▶ SHORT EXERCISE
Tally the lines of the listing that contain the string "inter". Give the number and nothing else.

(Recorded data)

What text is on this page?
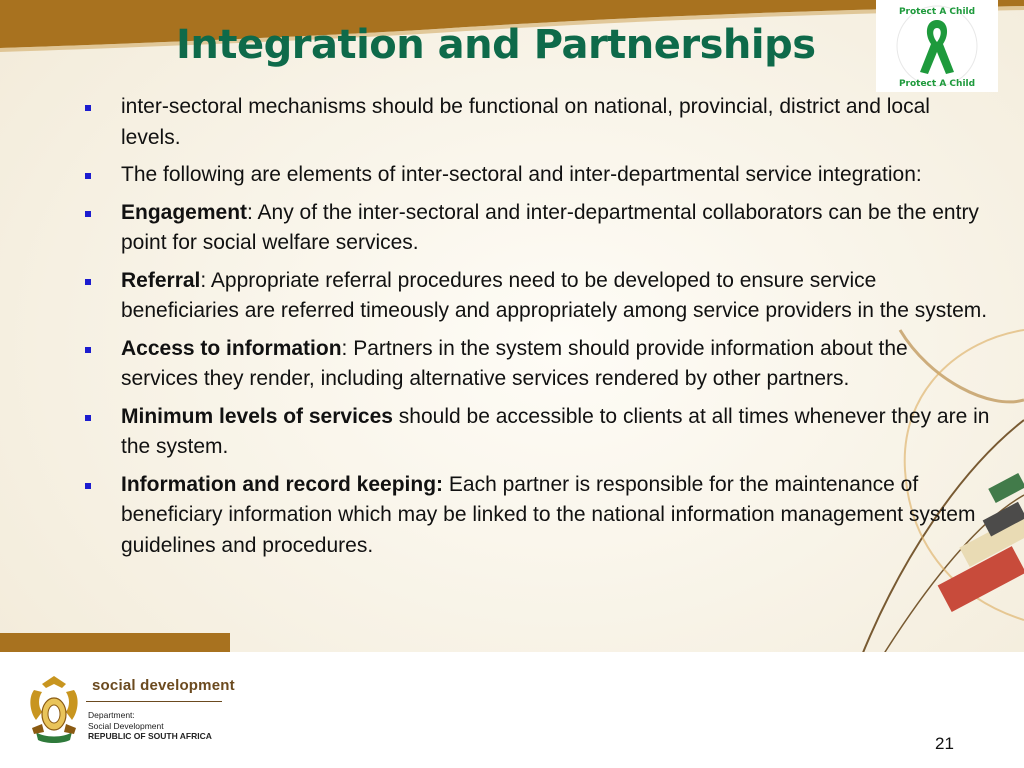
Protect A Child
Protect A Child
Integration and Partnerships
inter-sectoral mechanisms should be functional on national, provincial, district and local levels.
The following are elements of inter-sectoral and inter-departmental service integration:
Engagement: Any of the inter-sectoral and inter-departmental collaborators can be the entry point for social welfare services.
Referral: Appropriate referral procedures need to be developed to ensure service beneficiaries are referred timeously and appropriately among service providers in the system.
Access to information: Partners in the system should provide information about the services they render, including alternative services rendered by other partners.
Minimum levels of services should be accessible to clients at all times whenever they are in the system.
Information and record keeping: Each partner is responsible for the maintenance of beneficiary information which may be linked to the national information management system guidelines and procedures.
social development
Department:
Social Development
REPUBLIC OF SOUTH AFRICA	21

▶ FINISHED EXERCISE
3